▶ _DO THIS_: Can you update the items, starting at the first line and ending with the line that contains "success-badge (135, 115, 225, 205)", so that "back-button" becomes "return-button" and nothing else changes?

***

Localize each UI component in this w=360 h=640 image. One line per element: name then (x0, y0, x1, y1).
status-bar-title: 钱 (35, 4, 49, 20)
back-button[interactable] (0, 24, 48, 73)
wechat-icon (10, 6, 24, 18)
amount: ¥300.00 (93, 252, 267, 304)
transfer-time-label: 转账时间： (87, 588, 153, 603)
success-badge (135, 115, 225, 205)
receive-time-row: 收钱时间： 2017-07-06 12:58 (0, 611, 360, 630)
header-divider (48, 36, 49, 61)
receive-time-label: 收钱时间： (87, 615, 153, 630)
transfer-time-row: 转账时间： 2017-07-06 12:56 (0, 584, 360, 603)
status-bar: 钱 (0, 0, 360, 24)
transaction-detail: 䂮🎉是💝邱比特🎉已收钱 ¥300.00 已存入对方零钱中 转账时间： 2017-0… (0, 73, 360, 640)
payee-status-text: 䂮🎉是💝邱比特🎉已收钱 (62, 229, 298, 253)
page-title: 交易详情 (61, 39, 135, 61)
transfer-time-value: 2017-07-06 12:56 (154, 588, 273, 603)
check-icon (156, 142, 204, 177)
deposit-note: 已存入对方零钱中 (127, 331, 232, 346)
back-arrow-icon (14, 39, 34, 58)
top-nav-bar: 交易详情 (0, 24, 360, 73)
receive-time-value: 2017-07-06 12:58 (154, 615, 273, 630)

***

▶ _RESULT FOR THIS EXERCISE_:
Localize each UI component in this w=360 h=640 image. One line per element: name then (x0, y0, x1, y1).
status-bar-title: 钱 (35, 4, 49, 20)
return-button[interactable] (0, 24, 48, 73)
wechat-icon (10, 6, 24, 18)
amount: ¥300.00 (93, 252, 267, 304)
transfer-time-label: 转账时间： (87, 588, 153, 603)
success-badge (135, 115, 225, 205)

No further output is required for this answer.